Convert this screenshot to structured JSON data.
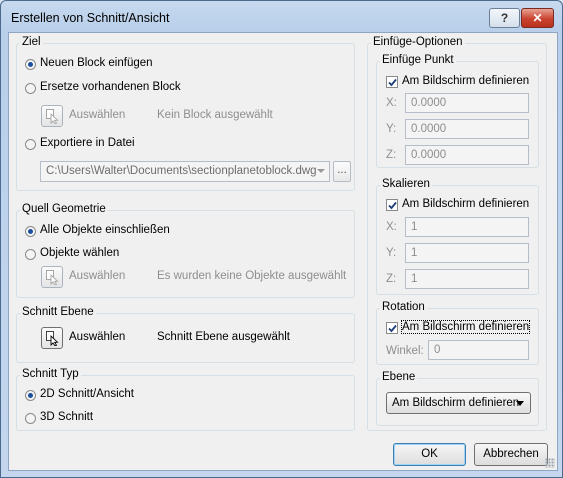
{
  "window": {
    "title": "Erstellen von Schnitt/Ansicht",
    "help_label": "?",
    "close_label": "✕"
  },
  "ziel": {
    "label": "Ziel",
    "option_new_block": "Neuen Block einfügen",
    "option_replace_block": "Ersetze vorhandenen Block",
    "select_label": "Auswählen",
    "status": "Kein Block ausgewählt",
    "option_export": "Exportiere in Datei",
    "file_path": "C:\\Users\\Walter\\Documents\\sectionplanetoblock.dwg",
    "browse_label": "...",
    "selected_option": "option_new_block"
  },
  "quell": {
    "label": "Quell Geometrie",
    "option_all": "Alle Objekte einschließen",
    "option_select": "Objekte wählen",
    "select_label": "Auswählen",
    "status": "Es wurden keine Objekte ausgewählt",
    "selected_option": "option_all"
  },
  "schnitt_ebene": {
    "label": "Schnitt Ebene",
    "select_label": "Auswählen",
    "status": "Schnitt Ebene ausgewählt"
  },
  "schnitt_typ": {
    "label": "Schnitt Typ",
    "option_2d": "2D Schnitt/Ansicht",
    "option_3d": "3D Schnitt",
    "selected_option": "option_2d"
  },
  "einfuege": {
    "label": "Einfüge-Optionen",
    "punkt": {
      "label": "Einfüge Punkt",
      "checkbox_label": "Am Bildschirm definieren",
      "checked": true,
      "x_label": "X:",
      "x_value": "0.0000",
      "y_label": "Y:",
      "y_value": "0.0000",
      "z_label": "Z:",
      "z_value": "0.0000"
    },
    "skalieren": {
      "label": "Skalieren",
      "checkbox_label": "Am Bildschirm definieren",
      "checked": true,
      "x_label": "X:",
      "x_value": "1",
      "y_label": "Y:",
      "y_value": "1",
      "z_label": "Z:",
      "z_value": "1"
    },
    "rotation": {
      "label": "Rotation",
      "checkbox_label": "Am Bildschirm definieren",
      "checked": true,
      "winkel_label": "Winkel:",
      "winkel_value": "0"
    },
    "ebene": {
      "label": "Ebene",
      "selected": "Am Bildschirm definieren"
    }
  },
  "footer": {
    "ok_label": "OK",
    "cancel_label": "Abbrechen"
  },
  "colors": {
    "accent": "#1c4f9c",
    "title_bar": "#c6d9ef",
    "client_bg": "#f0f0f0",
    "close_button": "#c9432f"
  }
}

+ + + + +

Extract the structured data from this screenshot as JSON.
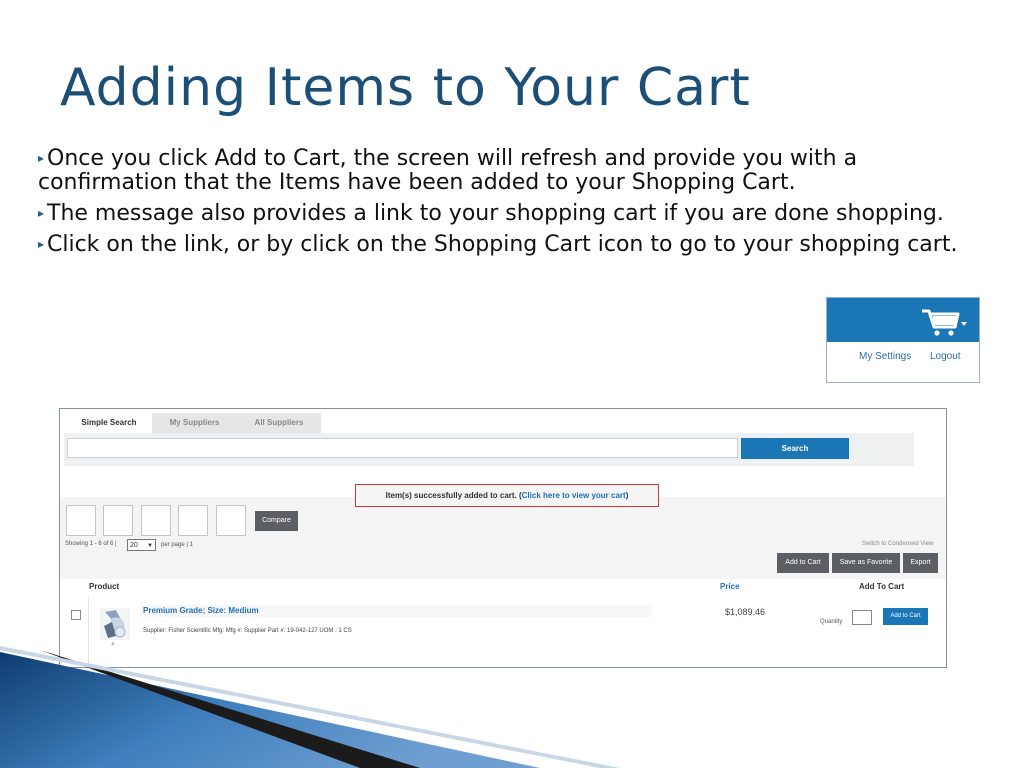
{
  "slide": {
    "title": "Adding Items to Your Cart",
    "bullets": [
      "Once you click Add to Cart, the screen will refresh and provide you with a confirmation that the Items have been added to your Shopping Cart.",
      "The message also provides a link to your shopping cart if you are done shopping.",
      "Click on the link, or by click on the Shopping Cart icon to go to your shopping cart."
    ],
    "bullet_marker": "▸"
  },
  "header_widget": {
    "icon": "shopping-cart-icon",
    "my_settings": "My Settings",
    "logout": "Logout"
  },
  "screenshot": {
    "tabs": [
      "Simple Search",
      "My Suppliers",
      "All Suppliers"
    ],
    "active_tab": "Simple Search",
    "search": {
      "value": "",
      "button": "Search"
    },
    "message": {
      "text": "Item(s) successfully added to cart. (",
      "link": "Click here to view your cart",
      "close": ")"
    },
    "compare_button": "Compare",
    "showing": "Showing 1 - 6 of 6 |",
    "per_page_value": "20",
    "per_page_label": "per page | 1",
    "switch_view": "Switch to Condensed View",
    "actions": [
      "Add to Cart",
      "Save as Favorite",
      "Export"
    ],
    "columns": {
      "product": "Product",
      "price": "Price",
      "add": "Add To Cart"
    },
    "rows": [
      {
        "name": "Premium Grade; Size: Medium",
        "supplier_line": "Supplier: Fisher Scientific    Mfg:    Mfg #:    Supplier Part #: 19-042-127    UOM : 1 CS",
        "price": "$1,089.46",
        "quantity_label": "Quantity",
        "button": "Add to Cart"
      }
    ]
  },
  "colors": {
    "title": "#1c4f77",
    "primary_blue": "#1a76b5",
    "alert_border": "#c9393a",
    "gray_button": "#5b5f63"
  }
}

+ + + + +

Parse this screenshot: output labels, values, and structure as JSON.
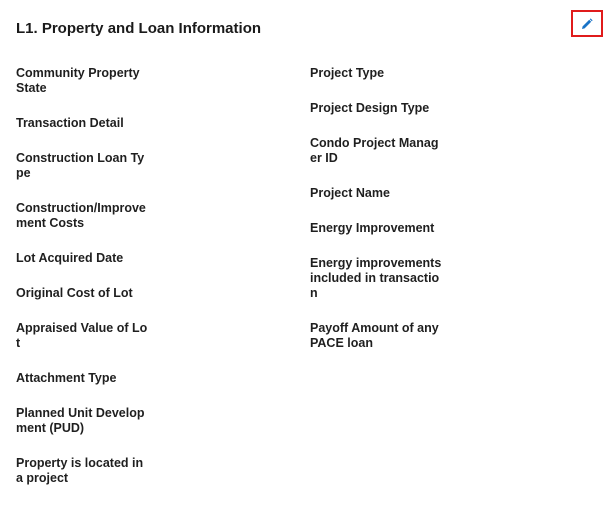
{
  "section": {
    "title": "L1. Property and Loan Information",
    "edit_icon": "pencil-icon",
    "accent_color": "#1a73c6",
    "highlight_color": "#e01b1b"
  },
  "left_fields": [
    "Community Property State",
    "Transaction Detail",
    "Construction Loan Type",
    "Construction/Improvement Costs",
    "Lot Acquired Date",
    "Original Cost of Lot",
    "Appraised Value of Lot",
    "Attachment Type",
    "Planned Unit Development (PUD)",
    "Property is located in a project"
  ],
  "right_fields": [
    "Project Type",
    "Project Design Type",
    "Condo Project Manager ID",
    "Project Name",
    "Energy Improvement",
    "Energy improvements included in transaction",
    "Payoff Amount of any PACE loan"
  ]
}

+ + + + +

## WHAT YOU ARE ASKED TO DO:
Show every line where the string "added" appears.

## EXERCISE RESPONSE:
      "Once you click Add to Cart, the screen will refresh and provide you with a confirmation that the Items have been added to your Shopping Cart.",
      "text": "Item(s) successfully added to cart. (",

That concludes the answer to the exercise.